> **Prompt**
Print each line exactly as it is given.

> **Input records**
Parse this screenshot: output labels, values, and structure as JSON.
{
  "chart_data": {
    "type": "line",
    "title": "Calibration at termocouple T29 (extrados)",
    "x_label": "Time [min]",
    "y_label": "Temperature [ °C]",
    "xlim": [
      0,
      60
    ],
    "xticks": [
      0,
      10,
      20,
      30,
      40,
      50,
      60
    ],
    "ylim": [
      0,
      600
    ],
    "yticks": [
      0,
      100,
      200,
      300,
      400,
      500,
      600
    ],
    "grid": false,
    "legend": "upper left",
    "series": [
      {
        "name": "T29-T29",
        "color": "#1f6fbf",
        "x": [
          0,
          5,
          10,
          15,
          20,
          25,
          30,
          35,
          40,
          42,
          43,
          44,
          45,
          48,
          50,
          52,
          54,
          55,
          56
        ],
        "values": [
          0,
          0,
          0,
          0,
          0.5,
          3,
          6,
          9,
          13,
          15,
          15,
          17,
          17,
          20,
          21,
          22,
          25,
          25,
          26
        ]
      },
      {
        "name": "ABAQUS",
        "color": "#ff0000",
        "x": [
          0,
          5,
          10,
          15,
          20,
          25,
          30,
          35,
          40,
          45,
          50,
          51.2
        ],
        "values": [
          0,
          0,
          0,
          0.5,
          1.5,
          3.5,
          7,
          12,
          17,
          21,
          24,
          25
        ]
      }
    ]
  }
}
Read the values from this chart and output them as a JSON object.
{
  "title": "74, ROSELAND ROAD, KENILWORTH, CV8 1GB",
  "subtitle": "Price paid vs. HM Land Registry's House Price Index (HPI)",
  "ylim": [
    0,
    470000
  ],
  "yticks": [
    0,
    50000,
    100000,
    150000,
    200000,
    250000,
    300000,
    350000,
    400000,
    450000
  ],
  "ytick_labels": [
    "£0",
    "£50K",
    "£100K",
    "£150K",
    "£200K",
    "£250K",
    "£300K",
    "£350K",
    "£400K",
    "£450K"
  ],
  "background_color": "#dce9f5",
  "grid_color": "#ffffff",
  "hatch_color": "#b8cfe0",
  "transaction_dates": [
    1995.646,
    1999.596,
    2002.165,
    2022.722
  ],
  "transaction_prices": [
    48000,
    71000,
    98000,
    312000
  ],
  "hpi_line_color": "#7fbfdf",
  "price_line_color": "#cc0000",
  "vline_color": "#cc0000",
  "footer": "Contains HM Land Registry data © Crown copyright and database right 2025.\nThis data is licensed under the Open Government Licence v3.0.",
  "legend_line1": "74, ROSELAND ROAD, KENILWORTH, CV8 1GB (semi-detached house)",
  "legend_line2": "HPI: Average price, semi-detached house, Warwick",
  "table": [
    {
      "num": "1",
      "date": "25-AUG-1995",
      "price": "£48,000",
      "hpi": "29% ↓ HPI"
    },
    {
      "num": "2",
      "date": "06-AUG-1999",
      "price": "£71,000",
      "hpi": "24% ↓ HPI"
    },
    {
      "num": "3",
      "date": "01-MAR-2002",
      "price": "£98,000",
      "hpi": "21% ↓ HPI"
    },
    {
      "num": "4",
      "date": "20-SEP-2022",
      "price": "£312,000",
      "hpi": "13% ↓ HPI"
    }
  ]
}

> **The output**
Parse this screenshot: output labels, values, and structure as JSON.
{
  "chart_data": {
    "type": "line",
    "title": "Calibration at termocouple T29 (extrados)",
    "x_label": "Time [min]",
    "y_label": "Temperature [ °C]",
    "xlim": [
      0,
      60
    ],
    "xticks": [
      0,
      10,
      20,
      30,
      40,
      50,
      60
    ],
    "ylim": [
      0,
      600
    ],
    "yticks": [
      0,
      100,
      200,
      300,
      400,
      500,
      600
    ],
    "grid": false,
    "legend": "upper left",
    "series": [
      {
        "name": "T29-T29",
        "color": "#1f6fbf",
        "x": [
          0,
          5,
          10,
          15,
          20,
          25,
          30,
          35,
          40,
          42,
          43,
          44,
          45,
          48,
          50,
          52,
          54,
          55,
          56
        ],
        "values": [
          0,
          0,
          0,
          0,
          0.5,
          3,
          6,
          9,
          13,
          15,
          15,
          17,
          17,
          20,
          21,
          22,
          25,
          25,
          26
        ]
      },
      {
        "name": "ABAQUS",
        "color": "#ff0000",
        "x": [
          0,
          5,
          10,
          15,
          20,
          25,
          30,
          35,
          40,
          45,
          50,
          51.2
        ],
        "values": [
          0,
          0,
          0,
          0.5,
          1.5,
          3.5,
          7,
          12,
          17,
          21,
          24,
          25
        ]
      }
    ]
  }
}
Read the values from this chart and output them as a JSON object.
{
  "title": "74, ROSELAND ROAD, KENILWORTH, CV8 1GB",
  "subtitle": "Price paid vs. HM Land Registry's House Price Index (HPI)",
  "ylim": [
    0,
    470000
  ],
  "yticks": [
    0,
    50000,
    100000,
    150000,
    200000,
    250000,
    300000,
    350000,
    400000,
    450000
  ],
  "ytick_labels": [
    "£0",
    "£50K",
    "£100K",
    "£150K",
    "£200K",
    "£250K",
    "£300K",
    "£350K",
    "£400K",
    "£450K"
  ],
  "background_color": "#dce9f5",
  "grid_color": "#ffffff",
  "hatch_color": "#b8cfe0",
  "transaction_dates": [
    1995.646,
    1999.596,
    2002.165,
    2022.722
  ],
  "transaction_prices": [
    48000,
    71000,
    98000,
    312000
  ],
  "hpi_line_color": "#7fbfdf",
  "price_line_color": "#cc0000",
  "vline_color": "#cc0000",
  "footer": "Contains HM Land Registry data © Crown copyright and database right 2025.\nThis data is licensed under the Open Government Licence v3.0.",
  "legend_line1": "74, ROSELAND ROAD, KENILWORTH, CV8 1GB (semi-detached house)",
  "legend_line2": "HPI: Average price, semi-detached house, Warwick",
  "table": [
    {
      "num": "1",
      "date": "25-AUG-1995",
      "price": "£48,000",
      "hpi": "29% ↓ HPI"
    },
    {
      "num": "2",
      "date": "06-AUG-1999",
      "price": "£71,000",
      "hpi": "24% ↓ HPI"
    },
    {
      "num": "3",
      "date": "01-MAR-2002",
      "price": "£98,000",
      "hpi": "21% ↓ HPI"
    },
    {
      "num": "4",
      "date": "20-SEP-2022",
      "price": "£312,000",
      "hpi": "13% ↓ HPI"
    }
  ]
}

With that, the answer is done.